- _What is required_: Copy out all lines in the data below containing the string "consultation".

- _Input_:
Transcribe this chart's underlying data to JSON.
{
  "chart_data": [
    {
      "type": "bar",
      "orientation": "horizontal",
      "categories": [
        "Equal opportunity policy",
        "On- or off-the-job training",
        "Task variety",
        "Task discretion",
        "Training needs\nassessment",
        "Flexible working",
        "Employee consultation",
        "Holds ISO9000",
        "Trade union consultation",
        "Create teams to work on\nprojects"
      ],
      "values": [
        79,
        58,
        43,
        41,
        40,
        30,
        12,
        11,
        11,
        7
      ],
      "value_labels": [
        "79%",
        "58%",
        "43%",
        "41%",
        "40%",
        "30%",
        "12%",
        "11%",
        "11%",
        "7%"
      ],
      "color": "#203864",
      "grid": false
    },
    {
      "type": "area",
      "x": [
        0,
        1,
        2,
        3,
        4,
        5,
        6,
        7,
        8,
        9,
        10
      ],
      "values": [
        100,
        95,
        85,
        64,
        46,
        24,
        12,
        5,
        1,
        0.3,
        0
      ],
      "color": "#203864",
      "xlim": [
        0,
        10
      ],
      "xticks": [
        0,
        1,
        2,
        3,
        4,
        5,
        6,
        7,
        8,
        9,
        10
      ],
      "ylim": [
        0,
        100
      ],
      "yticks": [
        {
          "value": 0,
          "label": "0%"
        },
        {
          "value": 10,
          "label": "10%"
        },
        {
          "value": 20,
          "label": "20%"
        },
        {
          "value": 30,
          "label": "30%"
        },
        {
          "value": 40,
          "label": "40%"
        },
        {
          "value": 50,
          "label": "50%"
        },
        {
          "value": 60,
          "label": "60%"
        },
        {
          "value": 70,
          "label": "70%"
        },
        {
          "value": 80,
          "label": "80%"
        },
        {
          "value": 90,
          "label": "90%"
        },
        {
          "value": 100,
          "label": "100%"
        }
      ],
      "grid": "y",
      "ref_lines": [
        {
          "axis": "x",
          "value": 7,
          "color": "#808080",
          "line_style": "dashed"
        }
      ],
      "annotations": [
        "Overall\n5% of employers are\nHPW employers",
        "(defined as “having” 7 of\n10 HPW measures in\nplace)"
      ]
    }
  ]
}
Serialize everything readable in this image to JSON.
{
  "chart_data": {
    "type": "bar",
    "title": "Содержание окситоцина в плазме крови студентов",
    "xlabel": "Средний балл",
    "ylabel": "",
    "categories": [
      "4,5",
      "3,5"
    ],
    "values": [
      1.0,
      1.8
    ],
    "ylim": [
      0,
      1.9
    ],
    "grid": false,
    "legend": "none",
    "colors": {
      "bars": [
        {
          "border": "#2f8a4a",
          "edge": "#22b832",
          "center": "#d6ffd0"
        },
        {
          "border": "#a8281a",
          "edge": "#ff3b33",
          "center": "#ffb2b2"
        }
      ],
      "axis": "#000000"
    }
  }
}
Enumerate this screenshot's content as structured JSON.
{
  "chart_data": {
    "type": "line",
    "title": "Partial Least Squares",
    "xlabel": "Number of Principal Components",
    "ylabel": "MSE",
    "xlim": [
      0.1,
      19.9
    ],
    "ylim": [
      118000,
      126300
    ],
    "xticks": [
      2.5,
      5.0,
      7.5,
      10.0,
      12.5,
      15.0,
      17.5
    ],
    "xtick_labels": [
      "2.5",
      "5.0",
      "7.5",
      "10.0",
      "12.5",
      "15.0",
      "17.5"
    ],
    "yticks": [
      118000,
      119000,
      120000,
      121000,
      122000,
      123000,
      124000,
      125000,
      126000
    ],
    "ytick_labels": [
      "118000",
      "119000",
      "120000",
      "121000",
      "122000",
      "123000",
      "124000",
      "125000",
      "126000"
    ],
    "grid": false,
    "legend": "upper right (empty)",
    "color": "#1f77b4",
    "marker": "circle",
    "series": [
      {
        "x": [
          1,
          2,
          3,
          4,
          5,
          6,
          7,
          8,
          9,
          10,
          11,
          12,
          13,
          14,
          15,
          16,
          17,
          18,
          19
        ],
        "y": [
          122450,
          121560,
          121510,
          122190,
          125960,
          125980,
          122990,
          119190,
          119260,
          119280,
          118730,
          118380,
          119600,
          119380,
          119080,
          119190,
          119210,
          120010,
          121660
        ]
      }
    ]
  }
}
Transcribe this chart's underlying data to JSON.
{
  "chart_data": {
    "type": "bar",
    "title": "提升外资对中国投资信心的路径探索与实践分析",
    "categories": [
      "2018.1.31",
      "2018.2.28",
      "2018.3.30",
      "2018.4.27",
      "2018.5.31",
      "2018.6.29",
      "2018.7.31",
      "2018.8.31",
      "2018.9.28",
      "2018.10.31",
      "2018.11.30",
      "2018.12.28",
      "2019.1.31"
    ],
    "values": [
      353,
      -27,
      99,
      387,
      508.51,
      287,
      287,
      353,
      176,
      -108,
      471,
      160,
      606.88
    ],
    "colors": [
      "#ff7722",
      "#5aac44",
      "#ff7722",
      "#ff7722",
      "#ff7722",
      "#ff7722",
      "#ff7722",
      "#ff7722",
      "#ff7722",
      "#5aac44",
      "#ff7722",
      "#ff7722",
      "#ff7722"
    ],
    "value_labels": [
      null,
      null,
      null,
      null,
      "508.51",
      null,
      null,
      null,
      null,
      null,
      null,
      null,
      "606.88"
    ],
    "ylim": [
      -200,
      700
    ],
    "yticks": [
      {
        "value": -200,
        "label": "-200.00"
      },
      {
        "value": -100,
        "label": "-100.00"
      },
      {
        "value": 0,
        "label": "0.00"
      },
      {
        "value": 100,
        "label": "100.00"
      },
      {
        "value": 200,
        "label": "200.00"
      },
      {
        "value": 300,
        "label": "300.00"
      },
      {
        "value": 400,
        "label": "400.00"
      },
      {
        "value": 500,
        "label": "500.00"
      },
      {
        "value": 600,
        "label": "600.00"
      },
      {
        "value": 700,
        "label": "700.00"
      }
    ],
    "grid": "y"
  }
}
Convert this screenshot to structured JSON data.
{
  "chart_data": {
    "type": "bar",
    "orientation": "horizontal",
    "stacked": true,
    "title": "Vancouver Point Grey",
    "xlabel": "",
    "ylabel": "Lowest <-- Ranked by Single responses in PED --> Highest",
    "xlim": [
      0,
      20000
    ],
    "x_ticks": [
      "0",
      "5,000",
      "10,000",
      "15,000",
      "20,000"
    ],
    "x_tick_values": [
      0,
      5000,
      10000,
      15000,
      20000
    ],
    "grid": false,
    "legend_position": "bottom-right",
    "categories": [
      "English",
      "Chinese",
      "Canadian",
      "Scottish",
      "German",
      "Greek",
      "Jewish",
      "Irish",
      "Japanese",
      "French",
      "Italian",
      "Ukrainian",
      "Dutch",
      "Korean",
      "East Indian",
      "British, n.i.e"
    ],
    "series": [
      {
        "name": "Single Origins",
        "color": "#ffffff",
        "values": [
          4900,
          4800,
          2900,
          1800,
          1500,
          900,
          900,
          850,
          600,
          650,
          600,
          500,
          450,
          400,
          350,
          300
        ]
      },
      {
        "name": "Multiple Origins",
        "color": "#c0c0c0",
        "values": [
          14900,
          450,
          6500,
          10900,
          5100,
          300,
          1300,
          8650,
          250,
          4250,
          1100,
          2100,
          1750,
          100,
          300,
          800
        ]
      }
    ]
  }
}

- _Correct result_:
        "Employee consultation",
        "Trade union consultation",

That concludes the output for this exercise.